▶ Text excerpt
_ _ _ _ _
Now this is an interesting strategy from Australia, which will probably creep into New Zealand as well, given that Australian Banks control New Zealand ones - but due to the APRA and BS11 regulations they have to work independently and be up and running with 6 hours to ensure that financial transactions keep going.
a). Someone is going to make a regular monetary sum out of this, unless they do it internally
b) How to ensure objectivity and rotation to ensure that they don't get into a group think situation or attempt to repeat the results from the previous test and find a subsequent compromise which then comes under investigation and vast penalties.
c). Use it as a training opportunity for Universities, and Hackathons to see what they can?
Much like my rules for auditing, I don't want to see the same person more than once every two years, nor do I want to see the same testing regimen used over and over again. I have no idea how large, small or incestuous the New Zealand/Australian banking industry is by size or business relationship may be. Putting good starting rules and controls shouldn't be a high hurdle to cross here provided you have a third party bank or regulator overseeing the audit process.
_ _ _ _ _
▶ Recorded data
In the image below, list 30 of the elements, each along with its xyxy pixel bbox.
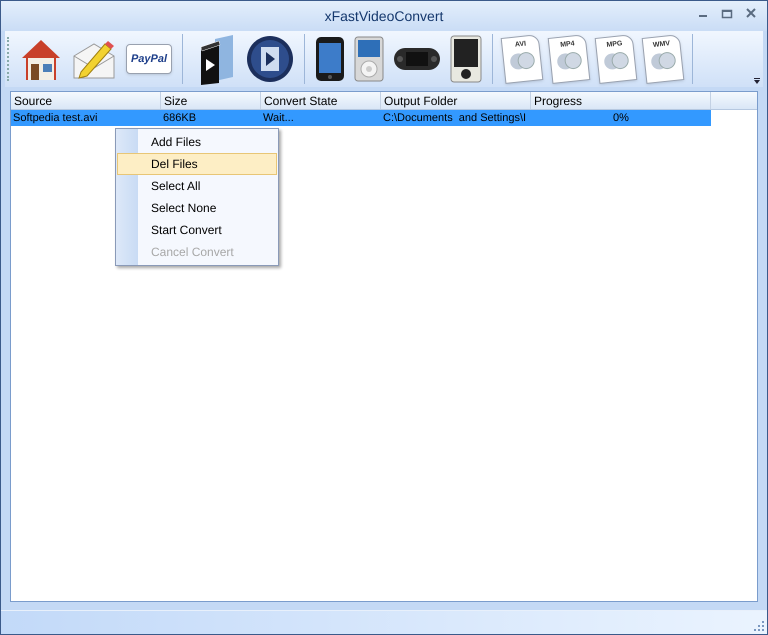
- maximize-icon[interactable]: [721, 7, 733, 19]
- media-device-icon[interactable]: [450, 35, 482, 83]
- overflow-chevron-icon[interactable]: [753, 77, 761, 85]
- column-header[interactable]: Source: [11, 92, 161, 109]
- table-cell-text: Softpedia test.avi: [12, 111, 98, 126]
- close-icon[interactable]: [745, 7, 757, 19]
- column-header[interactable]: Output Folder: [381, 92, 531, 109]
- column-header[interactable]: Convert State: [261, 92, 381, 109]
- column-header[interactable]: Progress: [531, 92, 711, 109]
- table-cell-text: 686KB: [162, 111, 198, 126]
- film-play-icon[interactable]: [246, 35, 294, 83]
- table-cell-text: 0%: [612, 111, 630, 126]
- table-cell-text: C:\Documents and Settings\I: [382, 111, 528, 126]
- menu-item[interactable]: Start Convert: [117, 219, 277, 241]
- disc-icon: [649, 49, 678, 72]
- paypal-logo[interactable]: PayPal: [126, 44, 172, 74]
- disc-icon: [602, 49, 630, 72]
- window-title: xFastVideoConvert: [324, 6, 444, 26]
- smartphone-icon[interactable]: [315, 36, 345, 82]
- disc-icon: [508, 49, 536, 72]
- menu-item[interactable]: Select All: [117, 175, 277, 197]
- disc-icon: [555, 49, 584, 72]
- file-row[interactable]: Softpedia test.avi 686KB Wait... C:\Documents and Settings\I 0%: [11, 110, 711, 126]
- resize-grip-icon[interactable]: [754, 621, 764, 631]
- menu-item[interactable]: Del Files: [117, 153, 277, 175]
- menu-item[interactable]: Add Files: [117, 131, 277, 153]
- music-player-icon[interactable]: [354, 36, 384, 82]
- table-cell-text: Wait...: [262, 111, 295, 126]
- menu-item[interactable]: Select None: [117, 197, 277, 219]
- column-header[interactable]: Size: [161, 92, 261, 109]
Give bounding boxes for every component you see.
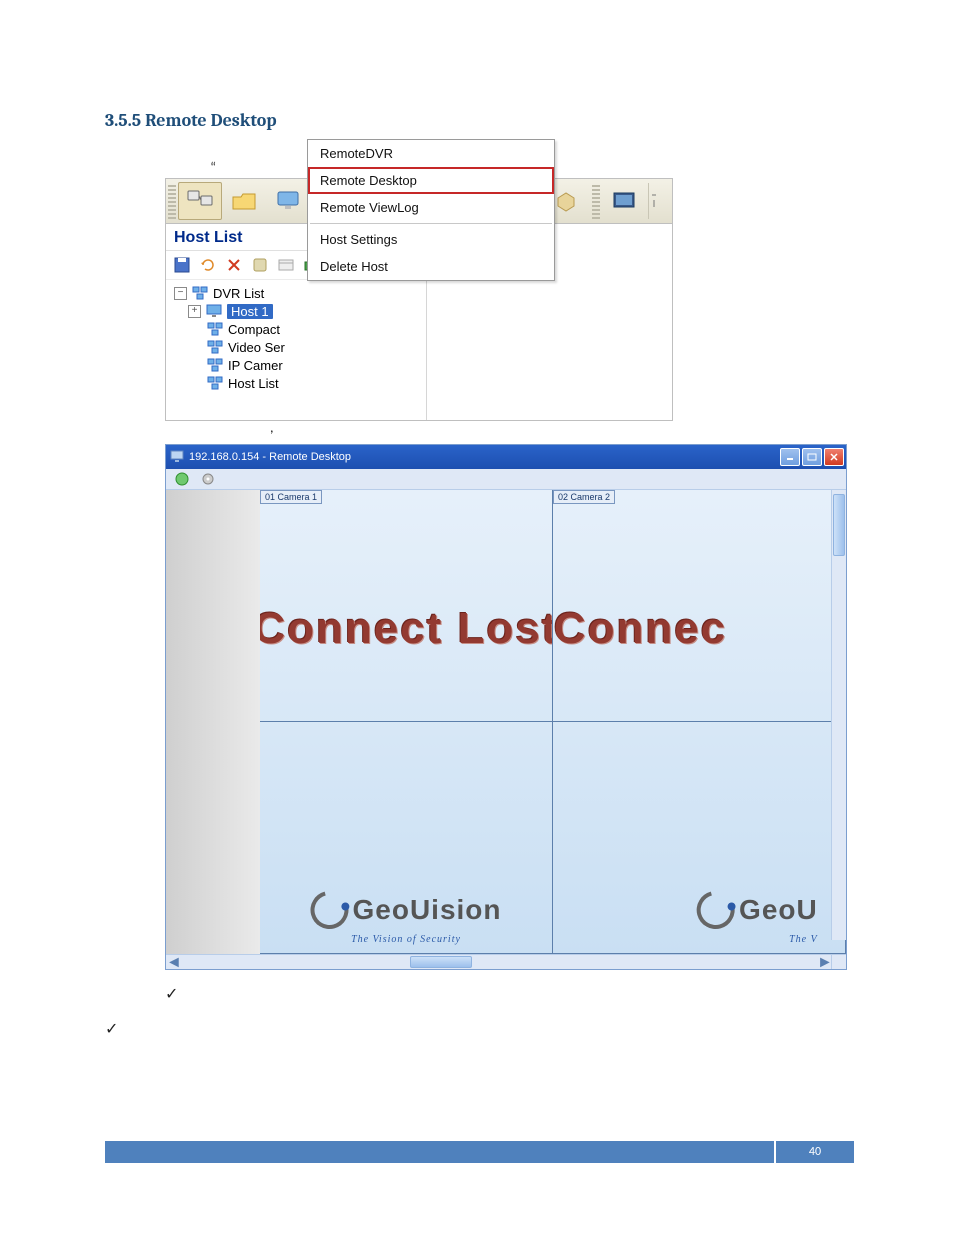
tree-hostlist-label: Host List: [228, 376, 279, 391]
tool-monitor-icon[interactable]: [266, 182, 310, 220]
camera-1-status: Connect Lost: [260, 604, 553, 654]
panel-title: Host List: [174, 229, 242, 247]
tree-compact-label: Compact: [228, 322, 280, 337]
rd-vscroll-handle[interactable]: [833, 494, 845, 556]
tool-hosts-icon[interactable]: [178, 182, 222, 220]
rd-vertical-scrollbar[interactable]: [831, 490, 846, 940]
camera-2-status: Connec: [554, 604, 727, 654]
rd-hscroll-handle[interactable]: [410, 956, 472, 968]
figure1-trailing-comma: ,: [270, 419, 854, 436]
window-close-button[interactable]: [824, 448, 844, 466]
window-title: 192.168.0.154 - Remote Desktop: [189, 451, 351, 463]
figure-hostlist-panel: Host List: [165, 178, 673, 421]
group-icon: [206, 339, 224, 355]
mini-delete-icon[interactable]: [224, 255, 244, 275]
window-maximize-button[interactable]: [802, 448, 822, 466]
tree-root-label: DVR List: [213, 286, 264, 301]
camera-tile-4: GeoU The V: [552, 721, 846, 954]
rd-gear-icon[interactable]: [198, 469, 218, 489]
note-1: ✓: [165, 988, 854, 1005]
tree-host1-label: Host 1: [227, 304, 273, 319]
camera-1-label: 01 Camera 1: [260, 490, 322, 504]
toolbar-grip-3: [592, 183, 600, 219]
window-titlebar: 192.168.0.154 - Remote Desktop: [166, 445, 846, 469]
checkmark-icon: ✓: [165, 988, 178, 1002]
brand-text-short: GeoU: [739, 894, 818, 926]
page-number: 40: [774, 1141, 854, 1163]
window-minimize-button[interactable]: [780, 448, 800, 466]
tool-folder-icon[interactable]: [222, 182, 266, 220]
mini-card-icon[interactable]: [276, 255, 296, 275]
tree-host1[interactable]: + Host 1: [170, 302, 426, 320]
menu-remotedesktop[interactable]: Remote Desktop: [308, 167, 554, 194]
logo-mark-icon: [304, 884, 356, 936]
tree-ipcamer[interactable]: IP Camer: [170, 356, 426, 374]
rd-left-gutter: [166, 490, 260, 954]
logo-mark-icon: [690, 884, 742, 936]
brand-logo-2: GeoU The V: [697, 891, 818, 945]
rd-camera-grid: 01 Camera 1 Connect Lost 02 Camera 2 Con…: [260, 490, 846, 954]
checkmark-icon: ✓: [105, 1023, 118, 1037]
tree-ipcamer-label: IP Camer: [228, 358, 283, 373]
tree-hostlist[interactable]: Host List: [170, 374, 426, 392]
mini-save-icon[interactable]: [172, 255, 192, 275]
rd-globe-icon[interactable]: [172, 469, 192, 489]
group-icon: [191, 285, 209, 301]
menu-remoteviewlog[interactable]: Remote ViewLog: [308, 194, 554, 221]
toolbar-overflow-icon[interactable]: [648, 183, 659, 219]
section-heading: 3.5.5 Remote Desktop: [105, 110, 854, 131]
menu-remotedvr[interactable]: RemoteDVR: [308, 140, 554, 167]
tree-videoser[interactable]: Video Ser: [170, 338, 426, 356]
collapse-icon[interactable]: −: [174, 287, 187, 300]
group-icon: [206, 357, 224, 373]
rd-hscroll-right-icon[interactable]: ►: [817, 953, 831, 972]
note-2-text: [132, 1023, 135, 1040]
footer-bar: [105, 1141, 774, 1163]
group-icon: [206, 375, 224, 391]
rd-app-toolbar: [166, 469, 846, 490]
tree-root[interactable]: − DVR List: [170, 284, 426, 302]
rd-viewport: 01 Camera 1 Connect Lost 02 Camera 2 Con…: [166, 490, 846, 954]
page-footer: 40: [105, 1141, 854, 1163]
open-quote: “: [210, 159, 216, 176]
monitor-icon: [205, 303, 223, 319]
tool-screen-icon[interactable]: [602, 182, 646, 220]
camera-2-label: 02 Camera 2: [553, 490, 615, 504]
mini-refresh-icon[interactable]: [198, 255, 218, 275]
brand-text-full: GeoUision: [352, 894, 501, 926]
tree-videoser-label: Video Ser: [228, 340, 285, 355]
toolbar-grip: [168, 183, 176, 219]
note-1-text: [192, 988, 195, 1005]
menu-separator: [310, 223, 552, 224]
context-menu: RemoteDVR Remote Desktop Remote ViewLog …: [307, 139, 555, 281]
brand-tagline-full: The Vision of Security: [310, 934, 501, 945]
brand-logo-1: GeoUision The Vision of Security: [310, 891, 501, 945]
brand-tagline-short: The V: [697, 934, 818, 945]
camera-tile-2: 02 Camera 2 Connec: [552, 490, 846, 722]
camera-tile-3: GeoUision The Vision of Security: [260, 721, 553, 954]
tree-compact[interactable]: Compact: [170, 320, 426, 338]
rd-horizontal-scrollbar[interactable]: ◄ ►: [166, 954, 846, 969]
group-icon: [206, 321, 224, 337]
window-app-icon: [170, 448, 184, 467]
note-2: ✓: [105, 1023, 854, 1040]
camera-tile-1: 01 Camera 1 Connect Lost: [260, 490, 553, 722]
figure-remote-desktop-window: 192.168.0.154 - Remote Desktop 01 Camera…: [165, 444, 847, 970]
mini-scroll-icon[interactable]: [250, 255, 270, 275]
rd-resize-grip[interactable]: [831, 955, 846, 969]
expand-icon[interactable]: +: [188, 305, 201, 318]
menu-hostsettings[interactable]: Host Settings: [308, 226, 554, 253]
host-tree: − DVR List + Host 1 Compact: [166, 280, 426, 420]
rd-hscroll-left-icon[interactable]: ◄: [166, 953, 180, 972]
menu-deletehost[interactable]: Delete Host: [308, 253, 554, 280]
_ _ _ _ _
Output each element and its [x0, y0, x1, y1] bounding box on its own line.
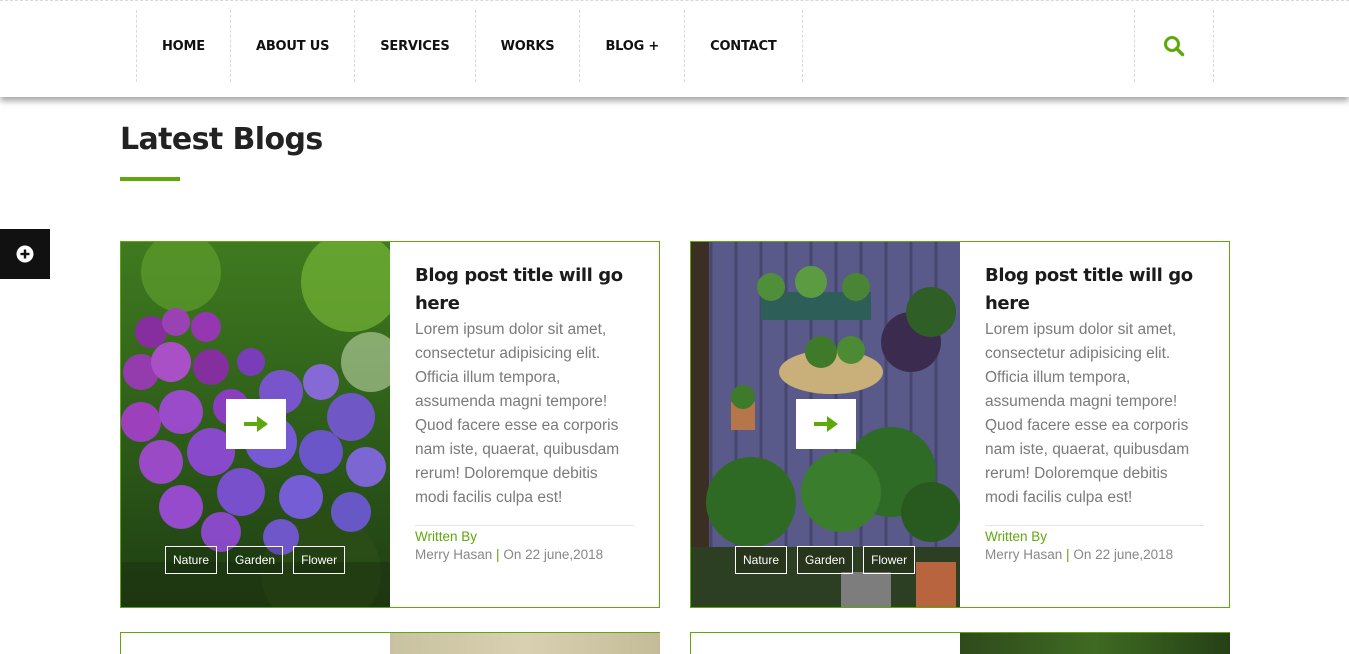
_ _ _ _ _
▶ Given instruction
In the text on bank security testing, what is the most often the writer wants to see the same person under their auditing rules? Please answer in one sentence. The records have no role in this.

▶ Final result
The writer doesn't want to see the same person more than once every two years.